start Records to process

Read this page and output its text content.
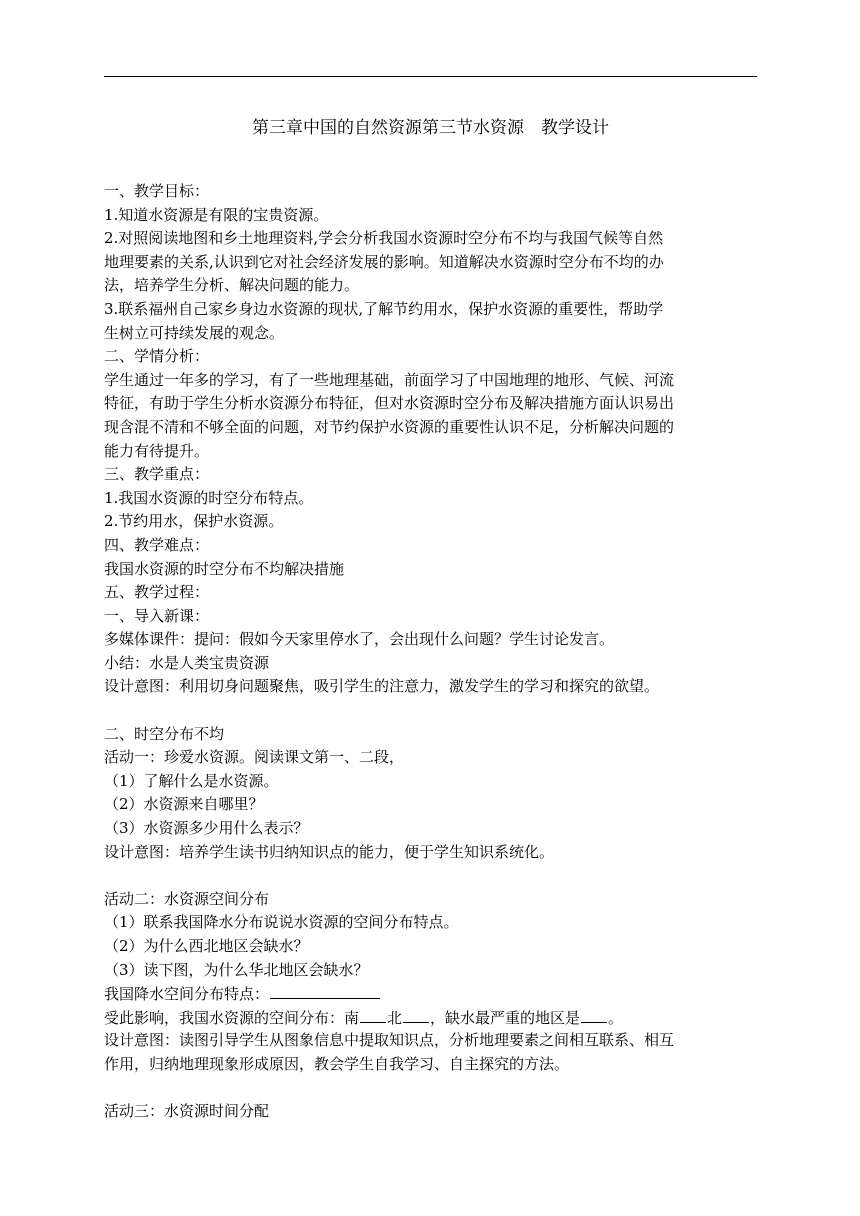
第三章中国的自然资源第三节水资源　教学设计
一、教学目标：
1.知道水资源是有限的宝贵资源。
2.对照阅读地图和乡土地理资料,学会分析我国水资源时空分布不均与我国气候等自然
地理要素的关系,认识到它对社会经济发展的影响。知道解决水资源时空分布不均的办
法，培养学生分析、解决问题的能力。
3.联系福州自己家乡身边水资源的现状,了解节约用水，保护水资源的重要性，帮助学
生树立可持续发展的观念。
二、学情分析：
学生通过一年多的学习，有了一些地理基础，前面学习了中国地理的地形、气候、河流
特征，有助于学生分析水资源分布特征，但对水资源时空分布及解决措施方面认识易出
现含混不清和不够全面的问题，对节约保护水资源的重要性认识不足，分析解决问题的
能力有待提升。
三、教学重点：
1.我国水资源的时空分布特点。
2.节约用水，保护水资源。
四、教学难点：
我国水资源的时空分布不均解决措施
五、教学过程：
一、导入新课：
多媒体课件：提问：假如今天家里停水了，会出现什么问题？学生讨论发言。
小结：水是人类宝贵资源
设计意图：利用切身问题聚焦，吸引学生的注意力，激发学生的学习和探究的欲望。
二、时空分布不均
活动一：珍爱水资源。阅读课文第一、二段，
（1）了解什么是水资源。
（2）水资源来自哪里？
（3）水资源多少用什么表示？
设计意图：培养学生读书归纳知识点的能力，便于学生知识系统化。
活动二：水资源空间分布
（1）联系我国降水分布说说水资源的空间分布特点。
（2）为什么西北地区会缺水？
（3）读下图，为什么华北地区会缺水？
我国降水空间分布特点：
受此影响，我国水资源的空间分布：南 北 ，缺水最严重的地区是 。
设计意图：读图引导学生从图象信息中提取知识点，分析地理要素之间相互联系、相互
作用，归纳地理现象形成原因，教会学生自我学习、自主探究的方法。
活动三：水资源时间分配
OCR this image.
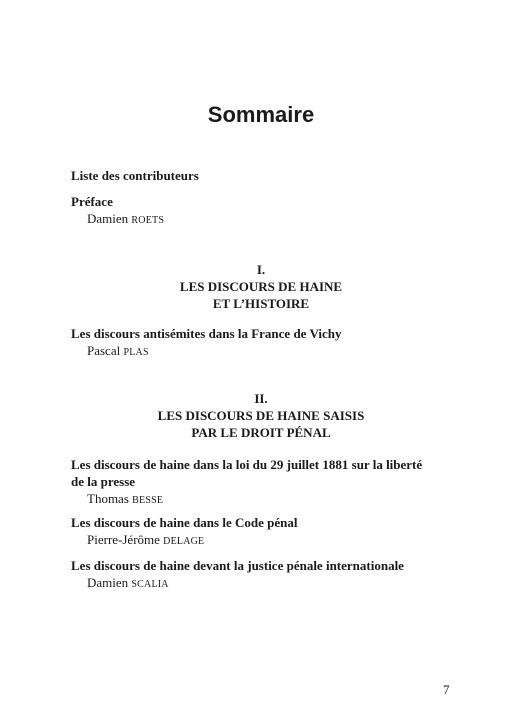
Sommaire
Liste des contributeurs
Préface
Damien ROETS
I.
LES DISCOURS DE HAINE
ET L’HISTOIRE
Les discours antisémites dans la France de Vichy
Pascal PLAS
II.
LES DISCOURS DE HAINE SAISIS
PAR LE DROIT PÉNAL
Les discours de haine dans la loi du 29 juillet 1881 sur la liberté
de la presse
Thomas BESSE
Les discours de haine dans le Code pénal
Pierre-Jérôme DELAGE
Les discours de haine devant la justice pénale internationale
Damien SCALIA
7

end Records to process
start Records to process

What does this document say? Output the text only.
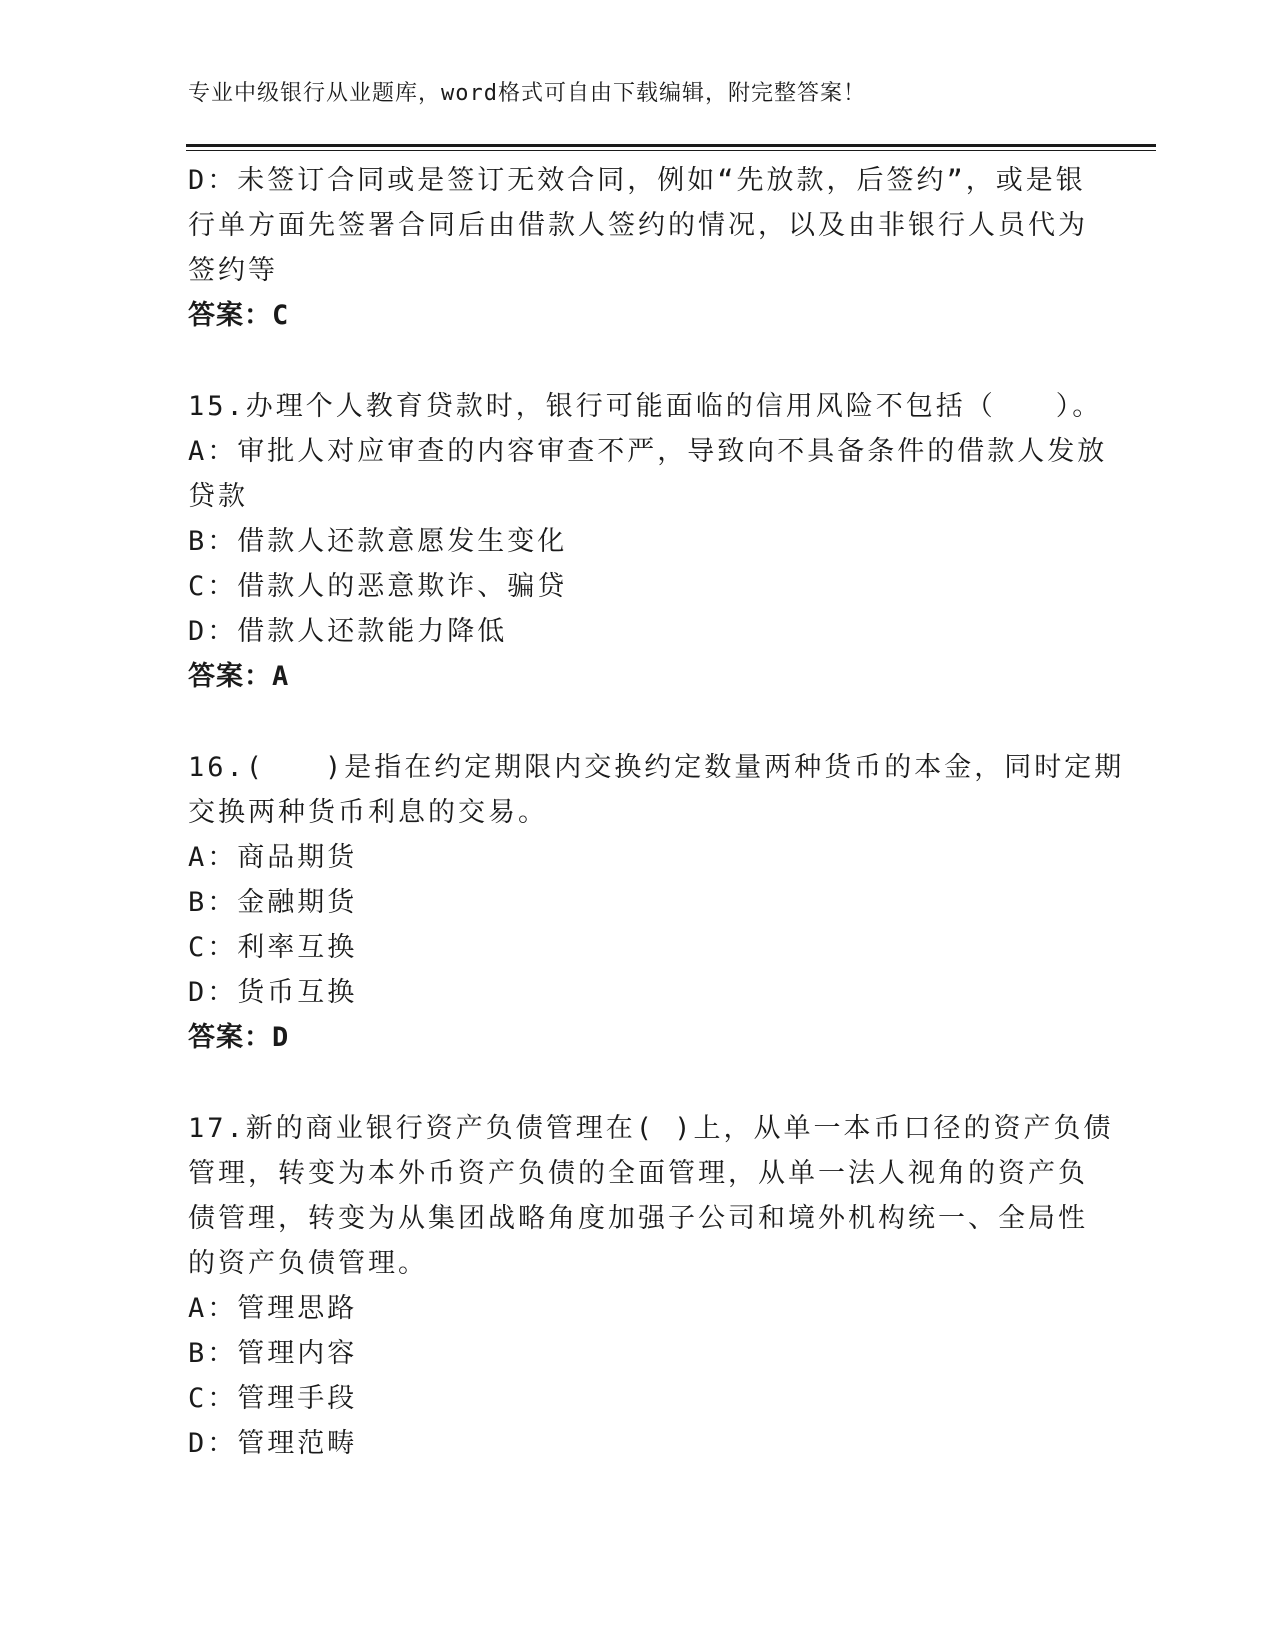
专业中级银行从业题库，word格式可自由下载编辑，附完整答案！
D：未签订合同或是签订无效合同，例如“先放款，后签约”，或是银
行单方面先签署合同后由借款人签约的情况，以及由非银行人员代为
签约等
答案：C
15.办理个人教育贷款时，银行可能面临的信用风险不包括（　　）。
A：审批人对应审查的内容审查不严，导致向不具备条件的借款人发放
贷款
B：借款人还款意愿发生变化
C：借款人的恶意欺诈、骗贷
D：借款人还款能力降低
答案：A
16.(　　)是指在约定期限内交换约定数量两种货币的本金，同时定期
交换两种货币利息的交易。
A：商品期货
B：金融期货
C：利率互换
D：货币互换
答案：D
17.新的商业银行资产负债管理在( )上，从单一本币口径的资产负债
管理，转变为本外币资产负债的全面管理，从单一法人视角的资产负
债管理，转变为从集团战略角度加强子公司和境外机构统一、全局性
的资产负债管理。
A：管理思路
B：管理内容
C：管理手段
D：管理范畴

end Records to process

[Task goal]: From the data above, copy each line that holds "this".

[Right answer]:
Read this page and output its text content.
OCR this image.
What does this document say? Output the text only.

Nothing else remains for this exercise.